### Provided information
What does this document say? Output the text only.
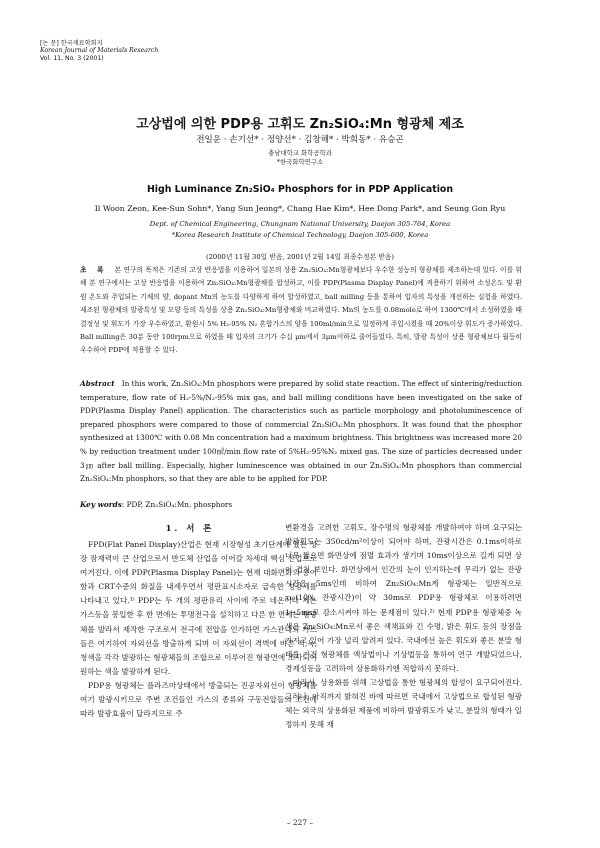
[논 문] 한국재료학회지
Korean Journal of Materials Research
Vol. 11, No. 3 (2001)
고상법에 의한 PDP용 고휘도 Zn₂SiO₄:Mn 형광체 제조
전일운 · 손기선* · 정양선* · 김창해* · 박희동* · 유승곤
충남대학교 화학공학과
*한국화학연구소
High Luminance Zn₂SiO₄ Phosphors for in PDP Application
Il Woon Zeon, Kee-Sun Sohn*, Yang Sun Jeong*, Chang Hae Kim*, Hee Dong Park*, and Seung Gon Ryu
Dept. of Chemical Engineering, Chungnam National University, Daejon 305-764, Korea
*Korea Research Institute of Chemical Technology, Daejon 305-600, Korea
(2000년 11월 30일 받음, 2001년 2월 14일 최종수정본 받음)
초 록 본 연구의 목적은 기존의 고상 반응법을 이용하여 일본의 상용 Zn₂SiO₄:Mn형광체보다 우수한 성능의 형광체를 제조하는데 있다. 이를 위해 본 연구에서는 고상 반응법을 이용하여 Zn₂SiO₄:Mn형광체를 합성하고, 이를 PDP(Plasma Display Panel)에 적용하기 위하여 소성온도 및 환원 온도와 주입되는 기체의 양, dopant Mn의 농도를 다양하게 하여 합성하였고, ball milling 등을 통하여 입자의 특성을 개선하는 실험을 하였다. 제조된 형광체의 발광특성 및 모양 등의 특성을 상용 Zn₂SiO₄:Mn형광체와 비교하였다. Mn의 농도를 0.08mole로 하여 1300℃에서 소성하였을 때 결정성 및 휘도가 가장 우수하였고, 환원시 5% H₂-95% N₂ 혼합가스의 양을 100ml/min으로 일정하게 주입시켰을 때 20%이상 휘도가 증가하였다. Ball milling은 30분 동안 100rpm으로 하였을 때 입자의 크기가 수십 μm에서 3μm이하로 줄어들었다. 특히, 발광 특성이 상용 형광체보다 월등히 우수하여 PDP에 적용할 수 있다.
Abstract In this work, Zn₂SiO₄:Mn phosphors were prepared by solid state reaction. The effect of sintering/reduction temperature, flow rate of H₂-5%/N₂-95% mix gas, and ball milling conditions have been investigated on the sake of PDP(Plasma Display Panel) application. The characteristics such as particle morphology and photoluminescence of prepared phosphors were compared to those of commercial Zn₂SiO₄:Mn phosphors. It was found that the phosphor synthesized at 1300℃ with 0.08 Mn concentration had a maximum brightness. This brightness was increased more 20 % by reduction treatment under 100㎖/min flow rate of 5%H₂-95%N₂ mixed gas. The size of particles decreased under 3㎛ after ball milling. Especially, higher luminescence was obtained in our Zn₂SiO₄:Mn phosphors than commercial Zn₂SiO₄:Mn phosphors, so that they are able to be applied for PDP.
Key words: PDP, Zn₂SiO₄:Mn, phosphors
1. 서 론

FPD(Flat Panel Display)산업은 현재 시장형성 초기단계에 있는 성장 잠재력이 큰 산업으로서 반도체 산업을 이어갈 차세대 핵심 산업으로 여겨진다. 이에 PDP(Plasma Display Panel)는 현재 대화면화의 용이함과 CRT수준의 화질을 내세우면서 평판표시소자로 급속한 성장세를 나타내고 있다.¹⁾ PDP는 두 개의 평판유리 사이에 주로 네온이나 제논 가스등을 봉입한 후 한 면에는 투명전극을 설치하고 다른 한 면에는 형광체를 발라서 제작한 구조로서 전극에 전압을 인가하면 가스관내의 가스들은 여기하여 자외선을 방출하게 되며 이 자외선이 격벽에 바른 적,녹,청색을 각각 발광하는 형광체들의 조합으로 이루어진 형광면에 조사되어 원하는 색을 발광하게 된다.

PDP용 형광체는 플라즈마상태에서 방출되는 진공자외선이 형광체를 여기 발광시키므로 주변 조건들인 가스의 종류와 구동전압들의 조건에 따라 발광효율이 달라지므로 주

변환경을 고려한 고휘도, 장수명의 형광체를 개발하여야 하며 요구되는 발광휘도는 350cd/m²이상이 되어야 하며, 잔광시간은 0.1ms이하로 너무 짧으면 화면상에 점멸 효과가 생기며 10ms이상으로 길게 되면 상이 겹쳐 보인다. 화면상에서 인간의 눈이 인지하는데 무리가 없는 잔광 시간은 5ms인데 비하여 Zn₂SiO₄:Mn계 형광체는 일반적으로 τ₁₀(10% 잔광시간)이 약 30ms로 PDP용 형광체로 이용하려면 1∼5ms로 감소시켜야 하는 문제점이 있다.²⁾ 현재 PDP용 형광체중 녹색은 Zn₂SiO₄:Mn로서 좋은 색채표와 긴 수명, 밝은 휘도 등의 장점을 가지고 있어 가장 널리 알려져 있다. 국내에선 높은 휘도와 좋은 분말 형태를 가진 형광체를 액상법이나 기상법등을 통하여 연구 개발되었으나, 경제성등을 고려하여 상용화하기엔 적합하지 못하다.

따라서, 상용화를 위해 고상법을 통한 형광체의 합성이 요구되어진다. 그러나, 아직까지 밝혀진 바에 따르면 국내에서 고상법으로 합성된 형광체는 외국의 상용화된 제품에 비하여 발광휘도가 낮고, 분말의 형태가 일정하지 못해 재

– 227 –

...

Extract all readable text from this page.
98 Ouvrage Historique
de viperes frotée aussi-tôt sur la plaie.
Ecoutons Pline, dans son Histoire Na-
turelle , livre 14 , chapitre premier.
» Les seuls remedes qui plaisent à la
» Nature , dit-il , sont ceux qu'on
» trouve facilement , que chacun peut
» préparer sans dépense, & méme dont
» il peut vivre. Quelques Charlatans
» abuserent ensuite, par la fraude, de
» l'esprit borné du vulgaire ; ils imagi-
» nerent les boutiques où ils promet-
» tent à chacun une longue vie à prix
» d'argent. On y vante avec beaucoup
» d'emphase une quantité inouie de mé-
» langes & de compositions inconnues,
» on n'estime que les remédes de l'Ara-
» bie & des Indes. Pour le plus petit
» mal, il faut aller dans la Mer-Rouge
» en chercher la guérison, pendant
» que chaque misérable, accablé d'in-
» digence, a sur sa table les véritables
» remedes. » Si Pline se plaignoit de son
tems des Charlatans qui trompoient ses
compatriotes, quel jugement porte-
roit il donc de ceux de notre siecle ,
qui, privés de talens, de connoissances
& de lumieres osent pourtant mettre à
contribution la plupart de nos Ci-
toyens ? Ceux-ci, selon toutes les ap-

* * *

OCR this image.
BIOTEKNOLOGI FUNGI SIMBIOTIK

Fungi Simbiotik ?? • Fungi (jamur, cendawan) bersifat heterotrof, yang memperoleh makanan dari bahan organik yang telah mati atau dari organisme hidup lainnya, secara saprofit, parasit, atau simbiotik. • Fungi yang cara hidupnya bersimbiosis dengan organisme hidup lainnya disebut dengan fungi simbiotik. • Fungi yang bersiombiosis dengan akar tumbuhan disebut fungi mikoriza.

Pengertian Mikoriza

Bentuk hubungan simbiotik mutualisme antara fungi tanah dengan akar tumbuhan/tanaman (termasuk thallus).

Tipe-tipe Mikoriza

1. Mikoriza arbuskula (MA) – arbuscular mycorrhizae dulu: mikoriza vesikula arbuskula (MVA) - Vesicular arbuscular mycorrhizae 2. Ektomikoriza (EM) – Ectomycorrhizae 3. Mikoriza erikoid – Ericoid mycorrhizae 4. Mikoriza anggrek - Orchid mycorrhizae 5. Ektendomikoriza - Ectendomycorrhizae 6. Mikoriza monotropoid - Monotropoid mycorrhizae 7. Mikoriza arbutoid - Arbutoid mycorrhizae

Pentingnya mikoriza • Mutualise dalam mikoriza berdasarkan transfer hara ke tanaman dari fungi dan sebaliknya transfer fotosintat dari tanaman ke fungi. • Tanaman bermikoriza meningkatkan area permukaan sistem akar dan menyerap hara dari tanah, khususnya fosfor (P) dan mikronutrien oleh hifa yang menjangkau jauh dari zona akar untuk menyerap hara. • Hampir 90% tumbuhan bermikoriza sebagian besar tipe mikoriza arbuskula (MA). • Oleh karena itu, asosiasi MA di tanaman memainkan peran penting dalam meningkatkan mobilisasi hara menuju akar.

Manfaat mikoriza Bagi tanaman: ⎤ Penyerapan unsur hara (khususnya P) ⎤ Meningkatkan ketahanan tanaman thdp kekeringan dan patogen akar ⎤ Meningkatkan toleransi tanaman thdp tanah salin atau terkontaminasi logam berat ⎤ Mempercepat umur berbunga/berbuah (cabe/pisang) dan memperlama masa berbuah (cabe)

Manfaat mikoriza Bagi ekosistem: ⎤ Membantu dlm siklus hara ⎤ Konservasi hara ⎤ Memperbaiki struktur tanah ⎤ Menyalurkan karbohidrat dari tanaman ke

### What you have to do
From the records above, pull out each line that has "tanah".

### Task response
Bentuk hubungan simbiotik mutualisme antara fungi tanah dengan akar tumbuhan/tanaman (termasuk thallus).
Pentingnya mikoriza • Mutualise dalam mikoriza berdasarkan transfer hara ke tanaman dari fungi dan sebaliknya transfer fotosintat dari tanaman ke fungi. • Tanaman bermikoriza meningkatkan area permukaan sistem akar dan menyerap hara dari tanah, khususnya fosfor (P) dan mikronutrien oleh hifa yang menjangkau jauh dari zona akar untuk menyerap hara. • Hampir 90% tumbuhan bermikoriza sebagian besar tipe mikoriza arbuskula (MA). • Oleh karena itu, asosiasi MA di tanaman memainkan peran penting dalam meningkatkan mobilisasi hara menuju akar.
Manfaat mikoriza Bagi tanaman: ⎤ Penyerapan unsur hara (khususnya P) ⎤ Meningkatkan ketahanan tanaman thdp kekeringan dan patogen akar ⎤ Meningkatkan toleransi tanaman thdp tanah salin atau terkontaminasi logam berat ⎤ Mempercepat umur berbunga/berbuah (cabe/pisang) dan memperlama masa berbuah (cabe)
Manfaat mikoriza Bagi ekosistem: ⎤ Membantu dlm siklus hara ⎤ Konservasi hara ⎤ Memperbaiki struktur tanah ⎤ Menyalurkan karbohidrat dari tanaman ke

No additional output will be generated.